## [ENTRIES]
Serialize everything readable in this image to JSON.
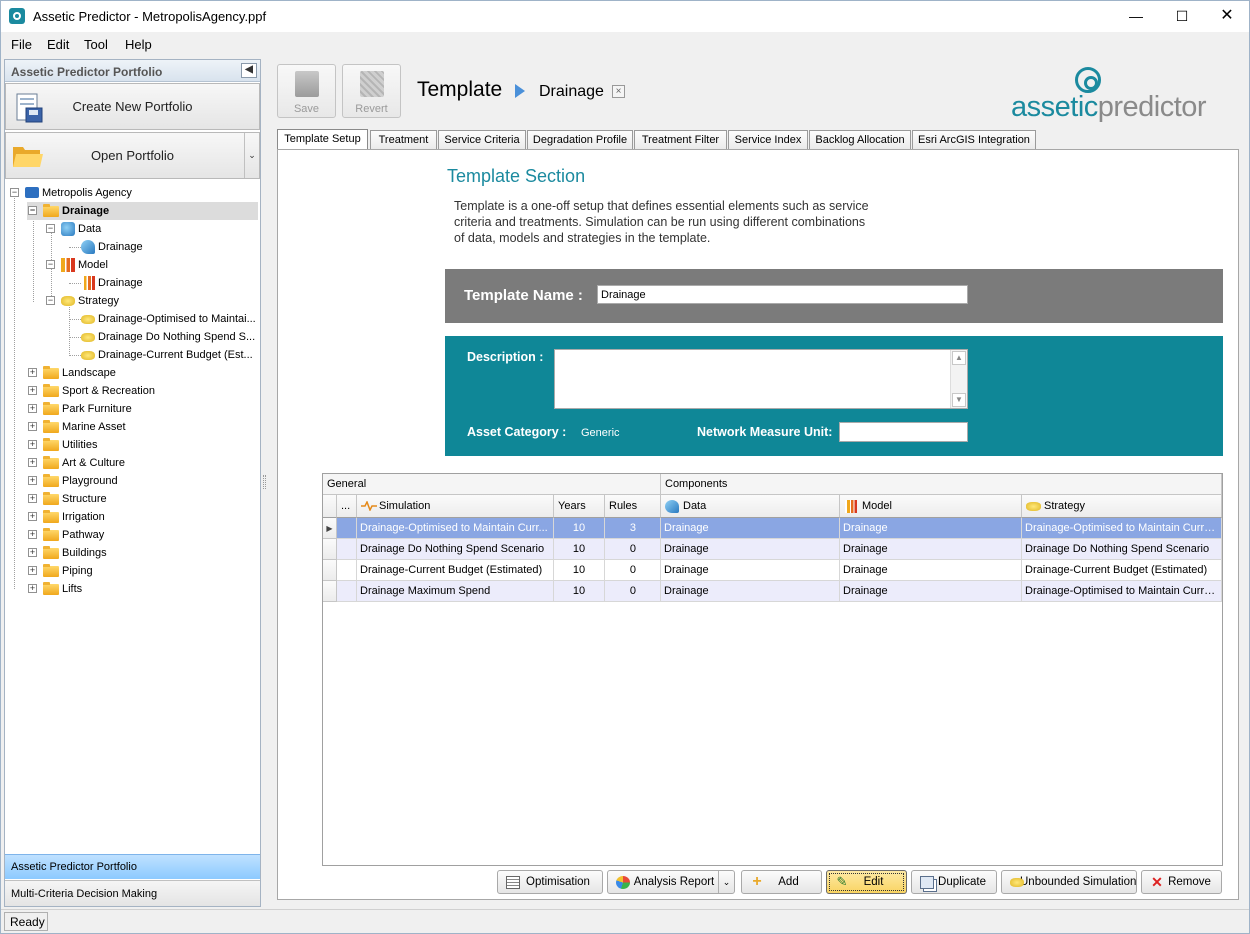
{
  "window": {
    "title": "Assetic Predictor - MetropolisAgency.ppf",
    "controls": [
      "minimize",
      "maximize",
      "close"
    ]
  },
  "menu": {
    "items": [
      "File",
      "Edit",
      "Tool",
      "Help"
    ]
  },
  "left_panel": {
    "header": "Assetic Predictor Portfolio",
    "create_button": "Create New Portfolio",
    "open_button": "Open Portfolio",
    "tree": {
      "root": "Metropolis Agency",
      "selected": "Drainage",
      "drainage_children": {
        "data": "Data",
        "data_item": "Drainage",
        "model": "Model",
        "model_item": "Drainage",
        "strategy": "Strategy",
        "strategies": [
          "Drainage-Optimised to Maintai...",
          "Drainage Do Nothing Spend S...",
          "Drainage-Current Budget (Est..."
        ]
      },
      "categories": [
        "Landscape",
        "Sport & Recreation",
        "Park Furniture",
        "Marine Asset",
        "Utilities",
        "Art & Culture",
        "Playground",
        "Structure",
        "Irrigation",
        "Pathway",
        "Buildings",
        "Piping",
        "Lifts"
      ]
    },
    "bottom_tabs": [
      "Assetic Predictor Portfolio",
      "Multi-Criteria Decision Making"
    ]
  },
  "toolbar": {
    "save": "Save",
    "revert": "Revert"
  },
  "header": {
    "title": "Template",
    "subtitle": "Drainage",
    "close_symbol": "×"
  },
  "logo": {
    "part1": "assetic",
    "part2": "predictor"
  },
  "tabs": [
    "Template Setup",
    "Treatment",
    "Service Criteria",
    "Degradation Profile",
    "Treatment Filter",
    "Service Index",
    "Backlog Allocation",
    "Esri ArcGIS Integration"
  ],
  "section": {
    "title": "Template Section",
    "description": "Template is a one-off setup that defines essential elements such as service criteria and treatments. Simulation can be run using different combinations of data, models and strategies in the template."
  },
  "form": {
    "template_name_label": "Template Name :",
    "template_name_value": "Drainage",
    "description_label": "Description :",
    "description_value": "",
    "asset_category_label": "Asset Category :",
    "asset_category_value": "Generic",
    "network_measure_label": "Network Measure Unit:",
    "network_measure_value": ""
  },
  "grid": {
    "bands": [
      "General",
      "Components"
    ],
    "columns": [
      "...",
      "Simulation",
      "Years",
      "Rules",
      "Data",
      "Model",
      "Strategy"
    ],
    "rows": [
      {
        "simulation": "Drainage-Optimised to Maintain Curr...",
        "years": "10",
        "rules": "3",
        "data": "Drainage",
        "model": "Drainage",
        "strategy": "Drainage-Optimised to Maintain Curre..."
      },
      {
        "simulation": "Drainage Do Nothing Spend Scenario",
        "years": "10",
        "rules": "0",
        "data": "Drainage",
        "model": "Drainage",
        "strategy": "Drainage Do Nothing Spend Scenario"
      },
      {
        "simulation": "Drainage-Current Budget (Estimated)",
        "years": "10",
        "rules": "0",
        "data": "Drainage",
        "model": "Drainage",
        "strategy": "Drainage-Current Budget (Estimated)"
      },
      {
        "simulation": "Drainage Maximum Spend",
        "years": "10",
        "rules": "0",
        "data": "Drainage",
        "model": "Drainage",
        "strategy": "Drainage-Optimised to Maintain Curre..."
      }
    ]
  },
  "actions": {
    "optimisation": "Optimisation",
    "analysis_report": "Analysis Report",
    "add": "Add",
    "edit": "Edit",
    "duplicate": "Duplicate",
    "unbounded": "Unbounded Simulation",
    "remove": "Remove"
  },
  "status": {
    "text": "Ready"
  },
  "colors": {
    "accent": "#1b8a9f",
    "description_band": "#0f8797",
    "name_band": "#7b7b7b",
    "selected_row": "#8aa6e3"
  }
}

## [THE EXERCISE]
Restate the records above in full, word for word. Keep pictures out.

## [RESULT OF THIS TASK]
Serialize everything readable in this image to JSON.
{
  "window": {
    "title": "Assetic Predictor - MetropolisAgency.ppf",
    "controls": [
      "minimize",
      "maximize",
      "close"
    ]
  },
  "menu": {
    "items": [
      "File",
      "Edit",
      "Tool",
      "Help"
    ]
  },
  "left_panel": {
    "header": "Assetic Predictor Portfolio",
    "create_button": "Create New Portfolio",
    "open_button": "Open Portfolio",
    "tree": {
      "root": "Metropolis Agency",
      "selected": "Drainage",
      "drainage_children": {
        "data": "Data",
        "data_item": "Drainage",
        "model": "Model",
        "model_item": "Drainage",
        "strategy": "Strategy",
        "strategies": [
          "Drainage-Optimised to Maintai...",
          "Drainage Do Nothing Spend S...",
          "Drainage-Current Budget (Est..."
        ]
      },
      "categories": [
        "Landscape",
        "Sport & Recreation",
        "Park Furniture",
        "Marine Asset",
        "Utilities",
        "Art & Culture",
        "Playground",
        "Structure",
        "Irrigation",
        "Pathway",
        "Buildings",
        "Piping",
        "Lifts"
      ]
    },
    "bottom_tabs": [
      "Assetic Predictor Portfolio",
      "Multi-Criteria Decision Making"
    ]
  },
  "toolbar": {
    "save": "Save",
    "revert": "Revert"
  },
  "header": {
    "title": "Template",
    "subtitle": "Drainage",
    "close_symbol": "×"
  },
  "logo": {
    "part1": "assetic",
    "part2": "predictor"
  },
  "tabs": [
    "Template Setup",
    "Treatment",
    "Service Criteria",
    "Degradation Profile",
    "Treatment Filter",
    "Service Index",
    "Backlog Allocation",
    "Esri ArcGIS Integration"
  ],
  "section": {
    "title": "Template Section",
    "description": "Template is a one-off setup that defines essential elements such as service criteria and treatments. Simulation can be run using different combinations of data, models and strategies in the template."
  },
  "form": {
    "template_name_label": "Template Name :",
    "template_name_value": "Drainage",
    "description_label": "Description :",
    "description_value": "",
    "asset_category_label": "Asset Category :",
    "asset_category_value": "Generic",
    "network_measure_label": "Network Measure Unit:",
    "network_measure_value": ""
  },
  "grid": {
    "bands": [
      "General",
      "Components"
    ],
    "columns": [
      "...",
      "Simulation",
      "Years",
      "Rules",
      "Data",
      "Model",
      "Strategy"
    ],
    "rows": [
      {
        "simulation": "Drainage-Optimised to Maintain Curr...",
        "years": "10",
        "rules": "3",
        "data": "Drainage",
        "model": "Drainage",
        "strategy": "Drainage-Optimised to Maintain Curre..."
      },
      {
        "simulation": "Drainage Do Nothing Spend Scenario",
        "years": "10",
        "rules": "0",
        "data": "Drainage",
        "model": "Drainage",
        "strategy": "Drainage Do Nothing Spend Scenario"
      },
      {
        "simulation": "Drainage-Current Budget (Estimated)",
        "years": "10",
        "rules": "0",
        "data": "Drainage",
        "model": "Drainage",
        "strategy": "Drainage-Current Budget (Estimated)"
      },
      {
        "simulation": "Drainage Maximum Spend",
        "years": "10",
        "rules": "0",
        "data": "Drainage",
        "model": "Drainage",
        "strategy": "Drainage-Optimised to Maintain Curre..."
      }
    ]
  },
  "actions": {
    "optimisation": "Optimisation",
    "analysis_report": "Analysis Report",
    "add": "Add",
    "edit": "Edit",
    "duplicate": "Duplicate",
    "unbounded": "Unbounded Simulation",
    "remove": "Remove"
  },
  "status": {
    "text": "Ready"
  },
  "colors": {
    "accent": "#1b8a9f",
    "description_band": "#0f8797",
    "name_band": "#7b7b7b",
    "selected_row": "#8aa6e3"
  }
}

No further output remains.